======== SUPPLIED PASSAGE

Gaza is starving: "Why are they starving us?"

The sand scorches under the scorching sun at Al Mawasi camp, but three-year-old Hamza barely notices. His tiny hands squeeze handfuls of earth, which he throws at his mother as he waves a palm frond like a weapon. “ I’m hungry, I want food! ” he cries in broken Arabic, his voice cracking with desperation.
Wafa Mohammed kneels beside her youngest son as she watches him collapse from exhaustion . The boy's outburst will continue from that afternoon until the next day's only meal: a few spoonfuls of lentils shared among six family members. For 11 days, none of them has tasted bread, a staple food that became the pillar of subsistence when other foods became scarce. Now, there is no flour, so bread has disappeared completely.
“This is by far the worst hunger situation we've ever experienced ,” this mother of five tells EL PAÍS. “Since the war began, we've counted every bite we could afford at each meal, because we never knew when the next one would arrive. But now we know there's simply nothing to eat,” she says with helplessness and frustration, while trying to calm her son. At least 127 people have died of hunger in Gaza, many of them in recent days. The Gaza government warned this Saturday that more than 100,000 children, including 40,000 babies, face the “threat of death.”

“ Where is the world that claims to care about human rights?” Mohammed cries, her voice echoing throughout the IDP camp. “They are complicit in the occupation’s extermination,” the woman exclaims.
Now we know that there is simply nothing to eat
Wafa Mohammed, Palestinian mother
The scene of children crying from hunger is repeated daily throughout Gaza, where more than two million Palestinians face what experts from the United Nations and other international organizations have described as a situation of intentionally induced hunger. Since March 2, Israel has closed all crossings into the Strip, almost completely cutting off the food supply to one of the most densely populated areas in the world. Not even infant formula , the only food along with breast milk that newborns can consume, has crossed the Israeli blockade, according to UNICEF.

================

GIVEN INSTRUCTION 1
Return the entries verbatim, from their first line through the line holding "apps-icon (33, 542, 59, 568)", with both ends included.
The report on hunger in Gaza and the entries that follow it are unrelated material.

======== DATA LINES

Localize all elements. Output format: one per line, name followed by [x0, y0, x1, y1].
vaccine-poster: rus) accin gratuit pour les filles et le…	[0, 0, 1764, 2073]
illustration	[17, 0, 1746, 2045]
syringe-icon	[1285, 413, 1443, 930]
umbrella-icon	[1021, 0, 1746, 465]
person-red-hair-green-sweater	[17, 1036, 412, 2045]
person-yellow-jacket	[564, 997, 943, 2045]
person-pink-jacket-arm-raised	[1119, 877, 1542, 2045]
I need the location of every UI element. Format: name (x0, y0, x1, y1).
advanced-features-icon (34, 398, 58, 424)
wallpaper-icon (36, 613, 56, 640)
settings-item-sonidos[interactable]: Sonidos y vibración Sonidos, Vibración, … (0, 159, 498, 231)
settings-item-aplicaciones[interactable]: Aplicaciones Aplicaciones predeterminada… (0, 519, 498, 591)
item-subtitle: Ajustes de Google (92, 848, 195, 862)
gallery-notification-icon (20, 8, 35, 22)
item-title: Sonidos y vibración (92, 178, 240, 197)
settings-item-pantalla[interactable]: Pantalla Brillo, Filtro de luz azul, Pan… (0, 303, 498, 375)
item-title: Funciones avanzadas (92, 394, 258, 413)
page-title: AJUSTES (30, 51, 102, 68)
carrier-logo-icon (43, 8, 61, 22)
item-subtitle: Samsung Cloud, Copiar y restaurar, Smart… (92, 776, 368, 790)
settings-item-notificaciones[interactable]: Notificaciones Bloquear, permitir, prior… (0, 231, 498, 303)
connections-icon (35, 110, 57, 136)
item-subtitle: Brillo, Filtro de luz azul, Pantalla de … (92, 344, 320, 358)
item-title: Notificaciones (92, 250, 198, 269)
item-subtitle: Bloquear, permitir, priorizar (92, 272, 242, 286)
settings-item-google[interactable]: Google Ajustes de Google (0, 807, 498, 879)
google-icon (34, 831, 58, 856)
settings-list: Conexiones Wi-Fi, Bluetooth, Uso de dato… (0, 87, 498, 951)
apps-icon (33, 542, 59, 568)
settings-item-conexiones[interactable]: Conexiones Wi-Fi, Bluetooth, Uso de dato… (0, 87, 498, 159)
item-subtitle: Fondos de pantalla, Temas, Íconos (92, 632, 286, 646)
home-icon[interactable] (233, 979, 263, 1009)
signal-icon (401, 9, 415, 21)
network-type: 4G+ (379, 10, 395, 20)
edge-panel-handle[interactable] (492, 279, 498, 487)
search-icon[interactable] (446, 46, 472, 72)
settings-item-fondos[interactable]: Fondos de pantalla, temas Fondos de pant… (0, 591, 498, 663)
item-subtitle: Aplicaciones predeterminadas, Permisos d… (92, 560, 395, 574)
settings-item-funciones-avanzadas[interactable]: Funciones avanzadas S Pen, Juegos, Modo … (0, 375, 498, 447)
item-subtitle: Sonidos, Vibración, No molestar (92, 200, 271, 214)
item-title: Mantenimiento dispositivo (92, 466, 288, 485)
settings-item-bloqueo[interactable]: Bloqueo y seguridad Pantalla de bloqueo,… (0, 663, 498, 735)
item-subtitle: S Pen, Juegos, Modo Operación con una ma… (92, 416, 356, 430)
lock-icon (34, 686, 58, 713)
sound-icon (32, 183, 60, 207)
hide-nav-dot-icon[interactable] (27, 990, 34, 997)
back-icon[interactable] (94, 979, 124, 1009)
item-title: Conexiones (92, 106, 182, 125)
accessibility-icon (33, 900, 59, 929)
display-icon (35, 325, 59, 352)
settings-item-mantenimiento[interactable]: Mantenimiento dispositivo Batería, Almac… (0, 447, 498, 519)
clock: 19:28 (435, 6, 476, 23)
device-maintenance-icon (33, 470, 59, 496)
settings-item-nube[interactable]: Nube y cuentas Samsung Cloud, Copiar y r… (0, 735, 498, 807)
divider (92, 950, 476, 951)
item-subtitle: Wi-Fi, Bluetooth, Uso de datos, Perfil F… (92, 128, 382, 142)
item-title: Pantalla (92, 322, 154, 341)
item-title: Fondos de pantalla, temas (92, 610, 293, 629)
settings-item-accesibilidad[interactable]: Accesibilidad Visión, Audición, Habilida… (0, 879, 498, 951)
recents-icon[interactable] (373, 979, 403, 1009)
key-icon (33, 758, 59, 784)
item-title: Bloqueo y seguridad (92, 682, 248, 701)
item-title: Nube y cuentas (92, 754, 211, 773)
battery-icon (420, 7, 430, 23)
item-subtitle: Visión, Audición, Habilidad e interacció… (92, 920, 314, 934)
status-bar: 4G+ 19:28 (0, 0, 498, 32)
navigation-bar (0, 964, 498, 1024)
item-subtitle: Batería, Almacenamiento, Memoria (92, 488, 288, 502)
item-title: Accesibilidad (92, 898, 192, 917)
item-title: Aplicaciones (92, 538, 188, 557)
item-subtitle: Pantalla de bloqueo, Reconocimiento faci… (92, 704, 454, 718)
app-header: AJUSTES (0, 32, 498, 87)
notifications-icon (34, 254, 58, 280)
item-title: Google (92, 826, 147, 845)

================

GIVEN INSTRUCTION 2
Carry the report on hunger in Gaza further, picking up after its final sentence.

WRITTEN RESPONSE 1
Localize all elements. Output format: one per line, name followed by [x0, y0, x1, y1].
vaccine-poster: rus) accin gratuit pour les filles et le…	[0, 0, 1764, 2073]
illustration	[17, 0, 1746, 2045]
syringe-icon	[1285, 413, 1443, 930]
umbrella-icon	[1021, 0, 1746, 465]
person-red-hair-green-sweater	[17, 1036, 412, 2045]
person-yellow-jacket	[564, 997, 943, 2045]
person-pink-jacket-arm-raised	[1119, 877, 1542, 2045]
I need the location of every UI element. Format: name (x0, y0, x1, y1).
advanced-features-icon (34, 398, 58, 424)
wallpaper-icon (36, 613, 56, 640)
settings-item-sonidos[interactable]: Sonidos y vibración Sonidos, Vibración, … (0, 159, 498, 231)
settings-item-aplicaciones[interactable]: Aplicaciones Aplicaciones predeterminada… (0, 519, 498, 591)
item-subtitle: Ajustes de Google (92, 848, 195, 862)
gallery-notification-icon (20, 8, 35, 22)
item-title: Sonidos y vibración (92, 178, 240, 197)
settings-item-pantalla[interactable]: Pantalla Brillo, Filtro de luz azul, Pan… (0, 303, 498, 375)
item-title: Funciones avanzadas (92, 394, 258, 413)
page-title: AJUSTES (30, 51, 102, 68)
carrier-logo-icon (43, 8, 61, 22)
item-subtitle: Samsung Cloud, Copiar y restaurar, Smart… (92, 776, 368, 790)
settings-item-notificaciones[interactable]: Notificaciones Bloquear, permitir, prior… (0, 231, 498, 303)
connections-icon (35, 110, 57, 136)
item-subtitle: Brillo, Filtro de luz azul, Pantalla de … (92, 344, 320, 358)
item-title: Notificaciones (92, 250, 198, 269)
item-subtitle: Bloquear, permitir, priorizar (92, 272, 242, 286)
settings-item-google[interactable]: Google Ajustes de Google (0, 807, 498, 879)
google-icon (34, 831, 58, 856)
settings-list: Conexiones Wi-Fi, Bluetooth, Uso de dato… (0, 87, 498, 951)
apps-icon (33, 542, 59, 568)

WRITTEN RESPONSE 2
While some Western governments are demanding aid, few have taken concrete steps. Last Monday, a group of 25 countries, later joined by three more , called for an immediate end to the conflict, but effective pressure on Israel remains weak. The convoys that manage to cross barely cover the needs. In April, the UN estimated that at least 500 trucks were needed daily. By mid-July, fewer than 100 were entering.
Mohammed pulls back a thin blanket to reveal his eldest daughter's abdomen. Amna, 12, weighs just 18 kilos, less than half her pre-war weight. Her ribs stick out sharply beneath her almost transparent skin, and she can barely speak above a whisper. "I eat a few spoonfuls of lentils or pasta a day and sustain myself mostly on water," says Amna, embarrassed by her condition. "I try to give my share to my siblings, who are constantly crying from hunger."
In Gaza, children have been forced to become caregivers amid a crisis that has upended all social norms. Amna feels responsible for her four younger siblings: Rashid, who has also lost half his weight; seven-year-old Asmaa; five-year-old Sama; and little Hamza, whose tantrums are now the daily soundtrack to her suffering.
Since the Israeli offensive began on October 7, Wafa Mohammed's family has had to move seven times. Their home was destroyed in an Israeli bombardment. With her father unemployed since the war began, their savings dwindled with each move. Now they survive, or try to, on whatever they can find or what someone can share. "I haven't received my family's flour ration from UNRWA [the UN agency for Palestinian refugees] since before March, and I don't have the money to buy enough," Wafa explains. "I used to buy one or two kilos, but the siege has tightened, and we can't buy anything anymore, especially since some products have reached prices dozens of times higher than normal."
Even support among neighbors has collapsed, she adds. “We can't even ask for help from nearby displaced families because they all face the same hunger. The situation is beyond the capacity of any parent to handle,” exclaims this displaced mother.
Before the total blockade, the UN operated some 400 food distribution points in the Strip. Today, only four remain active, managed by the newly created Gaza Humanitarian Foundation , an Israeli-controlled entity that Palestinian and international organizations describe as a propaganda tool. They are so dangerous that many families avoid them: since they began operating, they have become scenes of almost daily killings, according to a statement from more than 100 local and international organizations.
According to United Nations data, as of July 13, 875 Palestinians have died while searching for food: 201 were killed on aid routes and the rest at the distribution points themselves. Figures from recent days place the death toll above 1,000. And at least 6,000 have been injured. At the same time, Israeli forces have forcibly displaced nearly two million people, confining the Palestinian population to less than 12% of Gaza following a new mass evacuation order issued on July 20. The World Food Programme has warned that current conditions make its operations "unviable." "Starvation of civilians as a method of warfare is a war crime," the NGOs emphasize in their statement.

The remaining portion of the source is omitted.